TASK MATERIAL:
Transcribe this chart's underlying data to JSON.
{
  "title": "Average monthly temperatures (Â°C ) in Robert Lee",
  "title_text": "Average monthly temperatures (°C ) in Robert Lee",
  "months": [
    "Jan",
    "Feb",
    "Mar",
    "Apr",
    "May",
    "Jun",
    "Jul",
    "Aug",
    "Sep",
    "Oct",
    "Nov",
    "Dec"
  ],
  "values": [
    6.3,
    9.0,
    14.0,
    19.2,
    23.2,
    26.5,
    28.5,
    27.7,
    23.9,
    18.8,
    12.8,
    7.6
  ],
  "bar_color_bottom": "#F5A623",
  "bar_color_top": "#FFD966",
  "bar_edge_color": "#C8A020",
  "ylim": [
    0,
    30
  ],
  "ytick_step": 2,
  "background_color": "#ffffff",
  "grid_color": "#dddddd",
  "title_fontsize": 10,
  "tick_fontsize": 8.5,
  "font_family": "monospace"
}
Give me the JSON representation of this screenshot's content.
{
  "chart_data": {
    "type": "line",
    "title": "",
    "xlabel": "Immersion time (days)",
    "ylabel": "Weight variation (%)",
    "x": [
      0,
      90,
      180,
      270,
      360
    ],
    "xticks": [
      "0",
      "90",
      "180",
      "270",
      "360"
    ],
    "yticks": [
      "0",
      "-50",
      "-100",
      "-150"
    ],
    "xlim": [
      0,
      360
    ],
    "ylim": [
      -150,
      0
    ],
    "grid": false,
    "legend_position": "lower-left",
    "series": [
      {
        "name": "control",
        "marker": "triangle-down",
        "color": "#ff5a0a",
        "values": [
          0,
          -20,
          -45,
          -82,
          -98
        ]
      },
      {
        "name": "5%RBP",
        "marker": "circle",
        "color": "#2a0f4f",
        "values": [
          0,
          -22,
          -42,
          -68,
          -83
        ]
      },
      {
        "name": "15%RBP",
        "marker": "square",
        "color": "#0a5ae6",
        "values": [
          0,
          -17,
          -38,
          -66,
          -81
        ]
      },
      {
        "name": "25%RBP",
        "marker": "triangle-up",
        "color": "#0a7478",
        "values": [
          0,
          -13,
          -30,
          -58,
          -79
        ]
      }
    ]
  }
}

WHAT THE TASK ASKS: Going through the data above, count the lines where the string "this" appears, and answer with only that number.

WRITTEN ANSWER: 2